# [Written exercise]
Below are the records; reproduce all of them exactly but without any images.

# [Excerpt from a dataset]
-------
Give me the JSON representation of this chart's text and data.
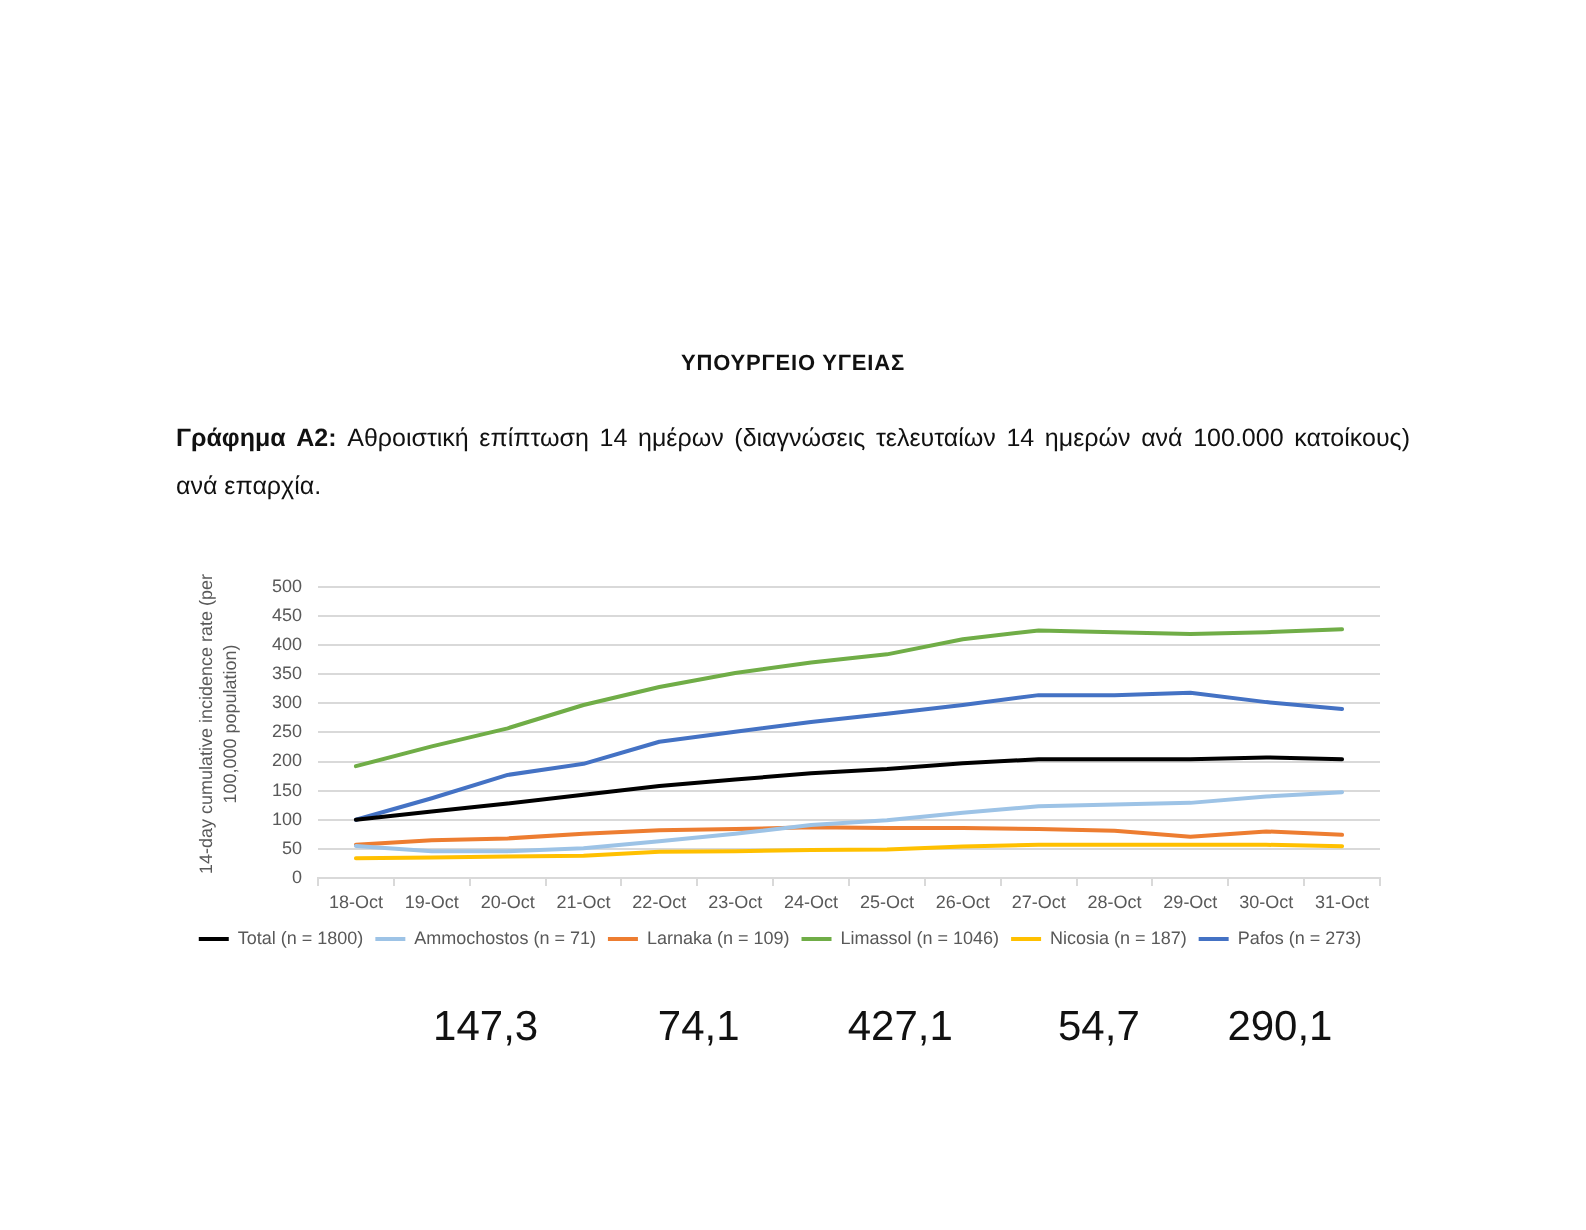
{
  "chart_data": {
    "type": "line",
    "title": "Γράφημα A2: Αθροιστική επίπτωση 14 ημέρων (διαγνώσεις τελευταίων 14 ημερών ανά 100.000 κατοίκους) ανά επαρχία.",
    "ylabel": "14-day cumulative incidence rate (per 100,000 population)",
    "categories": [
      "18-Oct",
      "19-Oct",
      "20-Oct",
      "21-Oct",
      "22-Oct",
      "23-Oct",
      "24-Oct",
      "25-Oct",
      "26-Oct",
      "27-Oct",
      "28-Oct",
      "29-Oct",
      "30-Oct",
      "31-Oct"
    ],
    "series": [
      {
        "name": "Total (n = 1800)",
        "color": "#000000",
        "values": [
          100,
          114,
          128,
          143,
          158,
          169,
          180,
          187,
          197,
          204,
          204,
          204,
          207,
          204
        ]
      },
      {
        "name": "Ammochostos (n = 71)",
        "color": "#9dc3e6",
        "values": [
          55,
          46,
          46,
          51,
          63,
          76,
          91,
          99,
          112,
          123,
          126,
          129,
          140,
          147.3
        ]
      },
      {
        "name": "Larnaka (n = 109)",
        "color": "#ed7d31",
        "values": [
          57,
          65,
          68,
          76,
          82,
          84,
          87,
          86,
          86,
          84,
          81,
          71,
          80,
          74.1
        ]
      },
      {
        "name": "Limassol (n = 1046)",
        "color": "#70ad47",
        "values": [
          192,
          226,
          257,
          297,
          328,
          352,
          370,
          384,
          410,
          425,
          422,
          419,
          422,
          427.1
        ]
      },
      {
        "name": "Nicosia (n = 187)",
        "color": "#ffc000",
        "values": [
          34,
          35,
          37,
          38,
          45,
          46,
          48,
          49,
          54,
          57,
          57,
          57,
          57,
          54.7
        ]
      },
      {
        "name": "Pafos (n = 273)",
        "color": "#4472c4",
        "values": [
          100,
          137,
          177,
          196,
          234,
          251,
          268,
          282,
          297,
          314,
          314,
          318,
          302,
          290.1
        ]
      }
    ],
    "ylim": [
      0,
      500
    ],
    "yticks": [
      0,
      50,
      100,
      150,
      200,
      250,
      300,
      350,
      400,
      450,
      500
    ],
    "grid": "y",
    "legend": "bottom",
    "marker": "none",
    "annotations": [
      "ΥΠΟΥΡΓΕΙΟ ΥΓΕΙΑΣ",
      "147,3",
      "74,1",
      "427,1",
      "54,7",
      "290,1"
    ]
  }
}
-------
# [Solution to this problem]
Give me the JSON representation of this chart's text and data.
{
  "chart_data": {
    "type": "line",
    "title": "Γράφημα A2: Αθροιστική επίπτωση 14 ημέρων (διαγνώσεις τελευταίων 14 ημερών ανά 100.000 κατοίκους) ανά επαρχία.",
    "ylabel": "14-day cumulative incidence rate (per 100,000 population)",
    "categories": [
      "18-Oct",
      "19-Oct",
      "20-Oct",
      "21-Oct",
      "22-Oct",
      "23-Oct",
      "24-Oct",
      "25-Oct",
      "26-Oct",
      "27-Oct",
      "28-Oct",
      "29-Oct",
      "30-Oct",
      "31-Oct"
    ],
    "series": [
      {
        "name": "Total (n = 1800)",
        "color": "#000000",
        "values": [
          100,
          114,
          128,
          143,
          158,
          169,
          180,
          187,
          197,
          204,
          204,
          204,
          207,
          204
        ]
      },
      {
        "name": "Ammochostos (n = 71)",
        "color": "#9dc3e6",
        "values": [
          55,
          46,
          46,
          51,
          63,
          76,
          91,
          99,
          112,
          123,
          126,
          129,
          140,
          147.3
        ]
      },
      {
        "name": "Larnaka (n = 109)",
        "color": "#ed7d31",
        "values": [
          57,
          65,
          68,
          76,
          82,
          84,
          87,
          86,
          86,
          84,
          81,
          71,
          80,
          74.1
        ]
      },
      {
        "name": "Limassol (n = 1046)",
        "color": "#70ad47",
        "values": [
          192,
          226,
          257,
          297,
          328,
          352,
          370,
          384,
          410,
          425,
          422,
          419,
          422,
          427.1
        ]
      },
      {
        "name": "Nicosia (n = 187)",
        "color": "#ffc000",
        "values": [
          34,
          35,
          37,
          38,
          45,
          46,
          48,
          49,
          54,
          57,
          57,
          57,
          57,
          54.7
        ]
      },
      {
        "name": "Pafos (n = 273)",
        "color": "#4472c4",
        "values": [
          100,
          137,
          177,
          196,
          234,
          251,
          268,
          282,
          297,
          314,
          314,
          318,
          302,
          290.1
        ]
      }
    ],
    "ylim": [
      0,
      500
    ],
    "yticks": [
      0,
      50,
      100,
      150,
      200,
      250,
      300,
      350,
      400,
      450,
      500
    ],
    "grid": "y",
    "legend": "bottom",
    "marker": "none",
    "annotations": [
      "ΥΠΟΥΡΓΕΙΟ ΥΓΕΙΑΣ",
      "147,3",
      "74,1",
      "427,1",
      "54,7",
      "290,1"
    ]
  }
}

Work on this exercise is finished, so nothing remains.